● **WHAT TO PRODUCE**
Render every line of the data exactly as written, and leave out the pictures.

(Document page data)
_ _ _

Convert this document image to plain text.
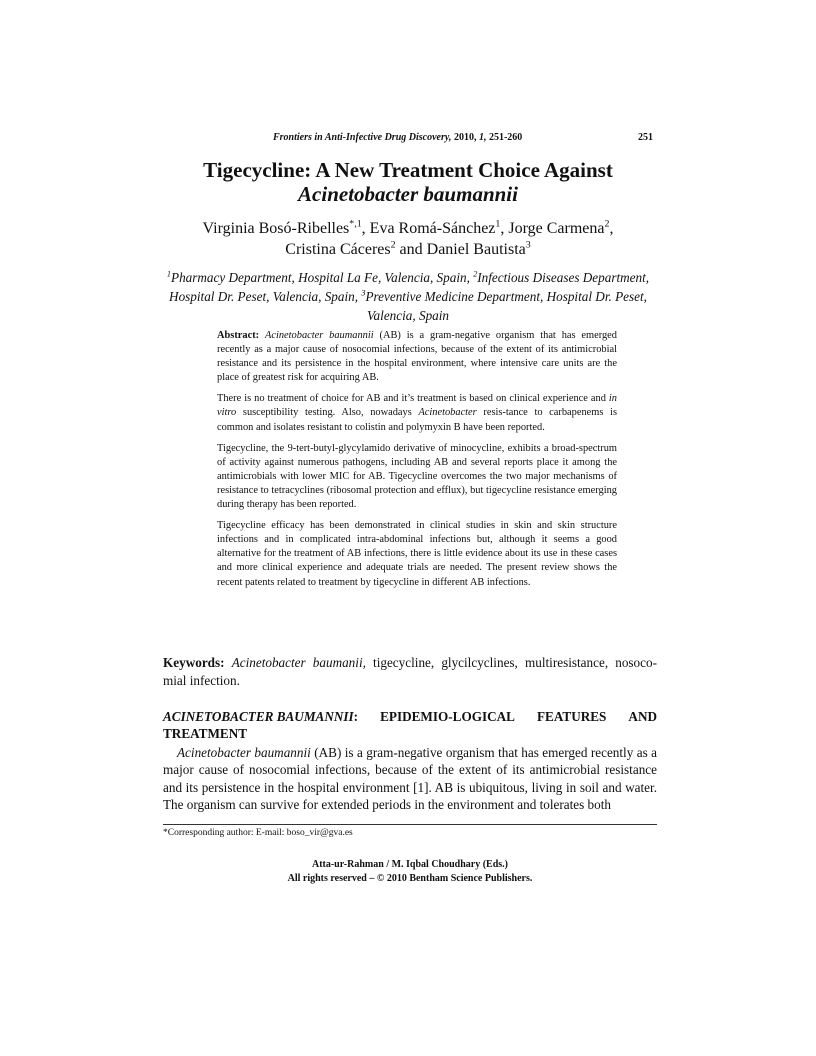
Frontiers in Anti-Infective Drug Discovery, 2010, 1, 251-260	251
Tigecycline: A New Treatment Choice Against
Acinetobacter baumannii
Virginia Bosó-Ribelles$^{*,1}$, Eva Romá-Sánchez$^1$, Jorge Carmena$^2$,
Cristina Cáceres$^2$ and Daniel Bautista$^3$
$^1$Pharmacy Department, Hospital La Fe, Valencia, Spain, $^2$Infectious Diseases Department, Hospital Dr. Peset, Valencia, Spain, $^3$Preventive Medicine Department, Hospital Dr. Peset, Valencia, Spain

Abstract: Acinetobacter baumannii (AB) is a gram-negative organism that has emerged recently as a major cause of nosocomial infections, because of the extent of its antimicrobial resistance and its persistence in the hospital environment, where intensive care units are the place of greatest risk for acquiring AB.

There is no treatment of choice for AB and it’s treatment is based on clinical experience and in vitro susceptibility testing. Also, nowadays Acinetobacter resis-tance to carbapenems is common and isolates resistant to colistin and polymyxin B have been reported.

Tigecycline, the 9-tert-butyl-glycylamido derivative of minocycline, exhibits a broad-spectrum of activity against numerous pathogens, including AB and several reports place it among the antimicrobials with lower MIC for AB. Tigecycline overcomes the two major mechanisms of resistance to tetracyclines (ribosomal protection and efflux), but tigecycline resistance emerging during therapy has been reported.

Tigecycline efficacy has been demonstrated in clinical studies in skin and skin structure infections and in complicated intra-abdominal infections but, although it seems a good alternative for the treatment of AB infections, there is little evidence about its use in these cases and more clinical experience and adequate trials are needed. The present review shows the recent patents related to treatment by tigecycline in different AB infections.

Keywords: Acinetobacter baumanii, tigecycline, glycilcyclines, multiresistance, nosoco-mial infection.
ACINETOBACTER BAUMANNII: EPIDEMIO-LOGICAL FEATURES AND
TREATMENT

Acinetobacter baumannii (AB) is a gram-negative organism that has emerged recently as a major cause of nosocomial infections, because of the extent of its antimicrobial resistance and its persistence in the hospital environment [1]. AB is ubiquitous, living in soil and water. The organism can survive for extended periods in the environment and tolerates both

*Corresponding author: E-mail: boso_vir@gva.es
Atta-ur-Rahman / M. Iqbal Choudhary (Eds.)
All rights reserved – © 2010 Bentham Science Publishers.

_ _ _

● **RESPONSE**
Convert this document image to plain text.
Frontiers in Anti-Infective Drug Discovery, 2010, 1, 251-260	251
Tigecycline: A New Treatment Choice Against
Acinetobacter baumannii
Virginia Bosó-Ribelles$^{*,1}$, Eva Romá-Sánchez$^1$, Jorge Carmena$^2$,
Cristina Cáceres$^2$ and Daniel Bautista$^3$
$^1$Pharmacy Department, Hospital La Fe, Valencia, Spain, $^2$Infectious Diseases Department, Hospital Dr. Peset, Valencia, Spain, $^3$Preventive Medicine Department, Hospital Dr. Peset, Valencia, Spain

Abstract: Acinetobacter baumannii (AB) is a gram-negative organism that has emerged recently as a major cause of nosocomial infections, because of the extent of its antimicrobial resistance and its persistence in the hospital environment, where intensive care units are the place of greatest risk for acquiring AB.

There is no treatment of choice for AB and it’s treatment is based on clinical experience and in vitro susceptibility testing. Also, nowadays Acinetobacter resis-tance to carbapenems is common and isolates resistant to colistin and polymyxin B have been reported.

Tigecycline, the 9-tert-butyl-glycylamido derivative of minocycline, exhibits a broad-spectrum of activity against numerous pathogens, including AB and several reports place it among the antimicrobials with lower MIC for AB. Tigecycline overcomes the two major mechanisms of resistance to tetracyclines (ribosomal protection and efflux), but tigecycline resistance emerging during therapy has been reported.

Tigecycline efficacy has been demonstrated in clinical studies in skin and skin structure infections and in complicated intra-abdominal infections but, although it seems a good alternative for the treatment of AB infections, there is little evidence about its use in these cases and more clinical experience and adequate trials are needed. The present review shows the recent patents related to treatment by tigecycline in different AB infections.

Keywords: Acinetobacter baumanii, tigecycline, glycilcyclines, multiresistance, nosoco-mial infection.
ACINETOBACTER BAUMANNII: EPIDEMIO-LOGICAL FEATURES AND
TREATMENT

Acinetobacter baumannii (AB) is a gram-negative organism that has emerged recently as a major cause of nosocomial infections, because of the extent of its antimicrobial resistance and its persistence in the hospital environment [1]. AB is ubiquitous, living in soil and water. The organism can survive for extended periods in the environment and tolerates both

*Corresponding author: E-mail: boso_vir@gva.es
Atta-ur-Rahman / M. Iqbal Choudhary (Eds.)
All rights reserved – © 2010 Bentham Science Publishers.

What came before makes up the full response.